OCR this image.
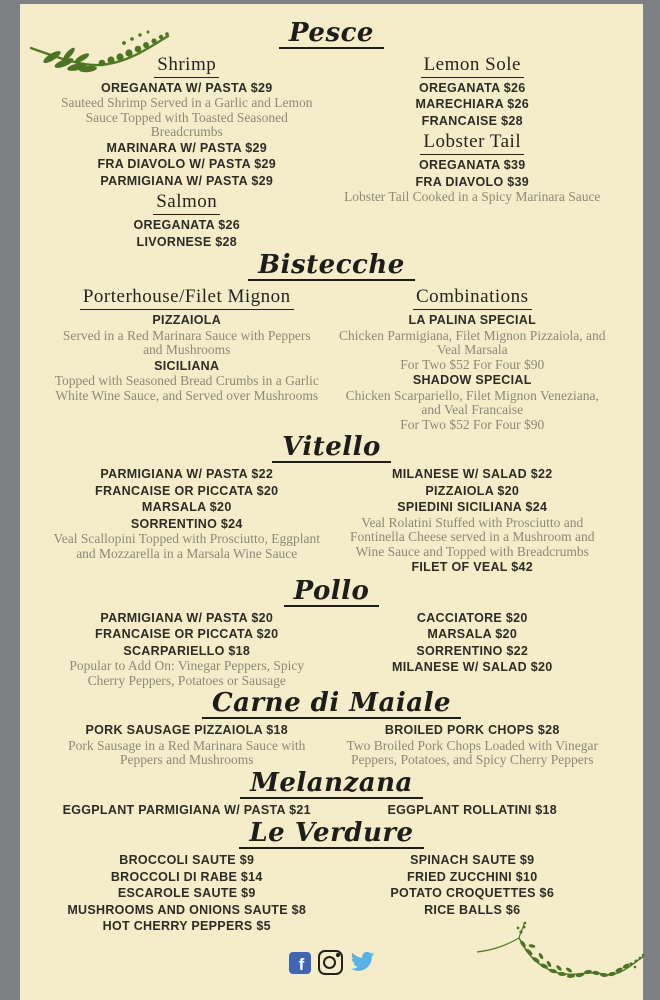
Pesce
Shrimp
OREGANATA W/ PASTA $29
Sauteed Shrimp Served in a Garlic and Lemon Sauce Topped with Toasted Seasoned Breadcrumbs
MARINARA W/ PASTA $29
FRA DIAVOLO W/ PASTA $29
PARMIGIANA W/ PASTA $29
Salmon
OREGANATA $26
LIVORNESE $28
Lemon Sole
OREGANATA $26
MARECHIARA $26
FRANCAISE $28
Lobster Tail
OREGANATA $39
FRA DIAVOLO $39
Lobster Tail Cooked in a Spicy Marinara Sauce
Bistecche
Porterhouse/Filet Mignon
PIZZAIOLA
Served in a Red Marinara Sauce with Peppers and Mushrooms
SICILIANA
Topped with Seasoned Bread Crumbs in a Garlic White Wine Sauce, and Served over Mushrooms
Combinations
LA PALINA SPECIAL
Chicken Parmigiana, Filet Mignon Pizzaiola, and Veal Marsala
For Two $52 For Four $90
SHADOW SPECIAL
Chicken Scarpariello, Filet Mignon Veneziana, and Veal Francaise
For Two $52 For Four $90
Vitello
PARMIGIANA W/ PASTA $22
FRANCAISE OR PICCATA $20
MARSALA $20
SORRENTINO $24
Veal Scallopini Topped with Prosciutto, Eggplant and Mozzarella in a Marsala Wine Sauce
MILANESE W/ SALAD $22
PIZZAIOLA $20
SPIEDINI SICILIANA $24
Veal Rolatini Stuffed with Prosciutto and Fontinella Cheese served in a Mushroom and Wine Sauce and Topped with Breadcrumbs
FILET OF VEAL $42
Pollo
PARMIGIANA W/ PASTA $20
FRANCAISE OR PICCATA $20
SCARPARIELLO $18
Popular to Add On: Vinegar Peppers, Spicy Cherry Peppers, Potatoes or Sausage
CACCIATORE $20
MARSALA $20
SORRENTINO $22
MILANESE W/ SALAD $20
Carne di Maiale
PORK SAUSAGE PIZZAIOLA $18
Pork Sausage in a Red Marinara Sauce with Peppers and Mushrooms
BROILED PORK CHOPS $28
Two Broiled Pork Chops Loaded with Vinegar Peppers, Potatoes, and Spicy Cherry Peppers
Melanzana
EGGPLANT PARMIGIANA W/ PASTA $21	EGGPLANT ROLLATINI $18
Le Verdure
BROCCOLI SAUTE $9
BROCCOLI DI RABE $14
ESCAROLE SAUTE $9
MUSHROOMS AND ONIONS SAUTE $8
HOT CHERRY PEPPERS $5
SPINACH SAUTE $9
FRIED ZUCCHINI $10
POTATO CROQUETTES $6
RICE BALLS $6
f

★ ★ ★ ★ ★ ★ ★

◆ What the exercise asks
Excluding the pictures, reproduce every entry exactly as given.

◆ Answer to this exercise
OCR this image.
Pesce
Shrimp
OREGANATA W/ PASTA $29
Sauteed Shrimp Served in a Garlic and Lemon Sauce Topped with Toasted Seasoned Breadcrumbs
MARINARA W/ PASTA $29
FRA DIAVOLO W/ PASTA $29
PARMIGIANA W/ PASTA $29
Salmon
OREGANATA $26
LIVORNESE $28
Lemon Sole
OREGANATA $26
MARECHIARA $26
FRANCAISE $28
Lobster Tail
OREGANATA $39
FRA DIAVOLO $39
Lobster Tail Cooked in a Spicy Marinara Sauce
Bistecche
Porterhouse/Filet Mignon
PIZZAIOLA
Served in a Red Marinara Sauce with Peppers and Mushrooms
SICILIANA
Topped with Seasoned Bread Crumbs in a Garlic White Wine Sauce, and Served over Mushrooms
Combinations
LA PALINA SPECIAL
Chicken Parmigiana, Filet Mignon Pizzaiola, and Veal Marsala
For Two $52 For Four $90
SHADOW SPECIAL
Chicken Scarpariello, Filet Mignon Veneziana, and Veal Francaise
For Two $52 For Four $90
Vitello
PARMIGIANA W/ PASTA $22
FRANCAISE OR PICCATA $20
MARSALA $20
SORRENTINO $24
Veal Scallopini Topped with Prosciutto, Eggplant and Mozzarella in a Marsala Wine Sauce
MILANESE W/ SALAD $22
PIZZAIOLA $20
SPIEDINI SICILIANA $24
Veal Rolatini Stuffed with Prosciutto and Fontinella Cheese served in a Mushroom and Wine Sauce and Topped with Breadcrumbs
FILET OF VEAL $42
Pollo
PARMIGIANA W/ PASTA $20
FRANCAISE OR PICCATA $20
SCARPARIELLO $18
Popular to Add On: Vinegar Peppers, Spicy Cherry Peppers, Potatoes or Sausage
CACCIATORE $20
MARSALA $20
SORRENTINO $22
MILANESE W/ SALAD $20
Carne di Maiale
PORK SAUSAGE PIZZAIOLA $18
Pork Sausage in a Red Marinara Sauce with Peppers and Mushrooms
BROILED PORK CHOPS $28
Two Broiled Pork Chops Loaded with Vinegar Peppers, Potatoes, and Spicy Cherry Peppers
Melanzana
EGGPLANT PARMIGIANA W/ PASTA $21	EGGPLANT ROLLATINI $18
Le Verdure
BROCCOLI SAUTE $9
BROCCOLI DI RABE $14
ESCAROLE SAUTE $9
MUSHROOMS AND ONIONS SAUTE $8
HOT CHERRY PEPPERS $5
SPINACH SAUTE $9
FRIED ZUCCHINI $10
POTATO CROQUETTES $6
RICE BALLS $6
f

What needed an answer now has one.